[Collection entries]
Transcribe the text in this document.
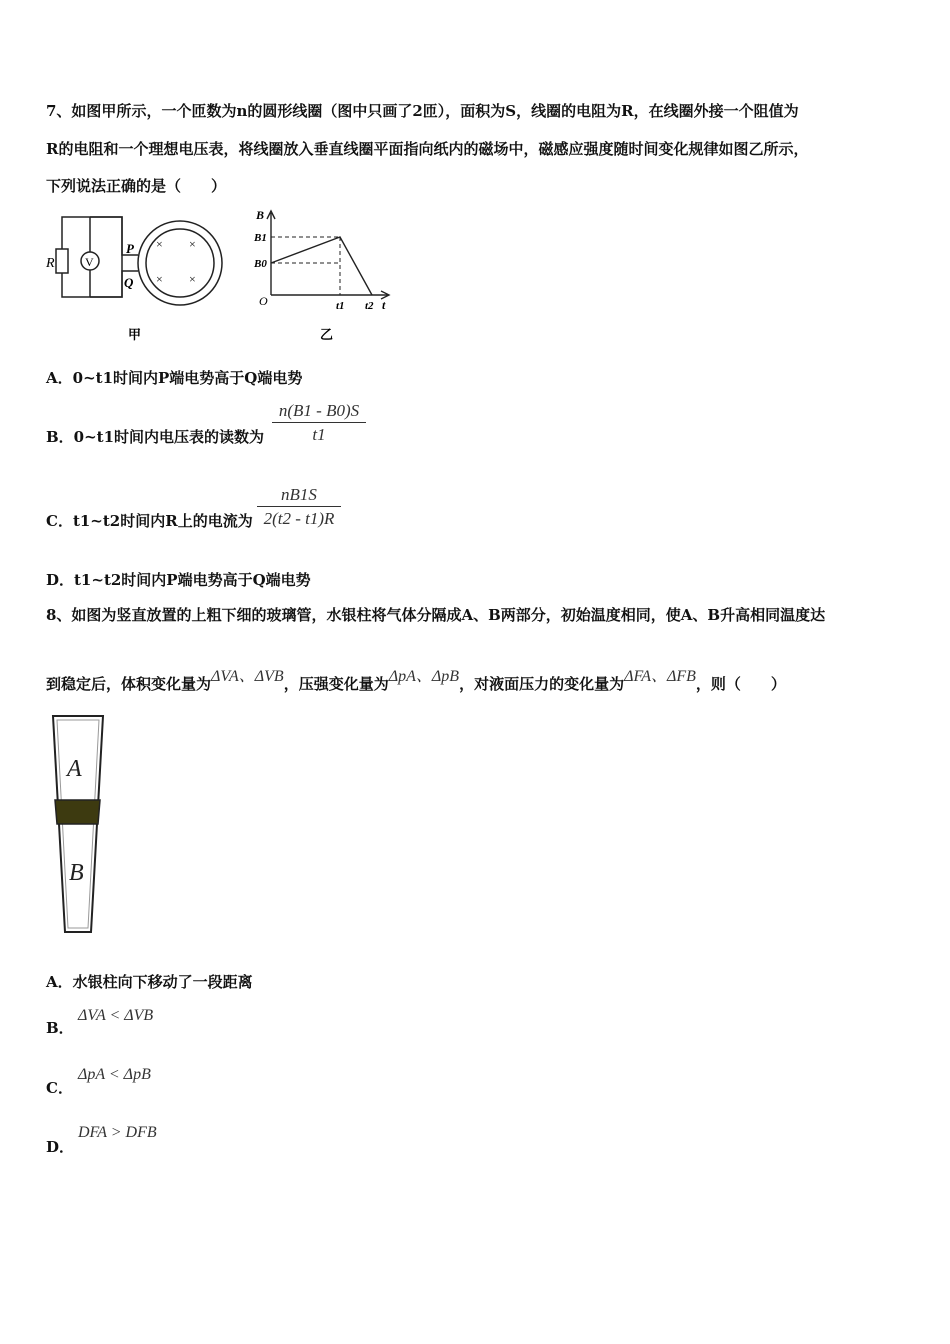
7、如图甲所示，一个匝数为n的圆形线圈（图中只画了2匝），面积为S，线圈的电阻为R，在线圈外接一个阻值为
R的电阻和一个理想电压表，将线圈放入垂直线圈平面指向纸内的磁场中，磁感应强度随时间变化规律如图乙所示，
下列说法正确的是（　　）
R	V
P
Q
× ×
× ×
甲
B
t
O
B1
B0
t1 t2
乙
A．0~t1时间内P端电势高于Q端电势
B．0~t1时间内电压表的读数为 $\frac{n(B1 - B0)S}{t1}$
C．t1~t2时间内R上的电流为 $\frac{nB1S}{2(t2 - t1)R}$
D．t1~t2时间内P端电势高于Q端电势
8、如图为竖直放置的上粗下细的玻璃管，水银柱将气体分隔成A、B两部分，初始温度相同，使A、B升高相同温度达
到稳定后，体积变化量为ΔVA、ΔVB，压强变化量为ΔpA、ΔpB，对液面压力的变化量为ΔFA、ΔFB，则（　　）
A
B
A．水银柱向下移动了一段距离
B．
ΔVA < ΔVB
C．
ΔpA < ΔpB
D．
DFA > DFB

• WHAT THIS TASK INVOLVES: Copy out all the entries exactly. Images stay out of the copy.

• RESPONSE TO THE EXERCISE:
Transcribe the text in this document.
7、如图甲所示，一个匝数为n的圆形线圈（图中只画了2匝），面积为S，线圈的电阻为R，在线圈外接一个阻值为
R的电阻和一个理想电压表，将线圈放入垂直线圈平面指向纸内的磁场中，磁感应强度随时间变化规律如图乙所示，
下列说法正确的是（　　）
R	V
P
Q
× ×
× ×
甲
B
t
O
B1
B0
t1 t2
乙
A．0~t1时间内P端电势高于Q端电势
B．0~t1时间内电压表的读数为 $\frac{n(B1 - B0)S}{t1}$
C．t1~t2时间内R上的电流为 $\frac{nB1S}{2(t2 - t1)R}$
D．t1~t2时间内P端电势高于Q端电势
8、如图为竖直放置的上粗下细的玻璃管，水银柱将气体分隔成A、B两部分，初始温度相同，使A、B升高相同温度达
到稳定后，体积变化量为ΔVA、ΔVB，压强变化量为ΔpA、ΔpB，对液面压力的变化量为ΔFA、ΔFB，则（　　）
A
B
A．水银柱向下移动了一段距离
B．
ΔVA < ΔVB
C．
ΔpA < ΔpB
D．
DFA > DFB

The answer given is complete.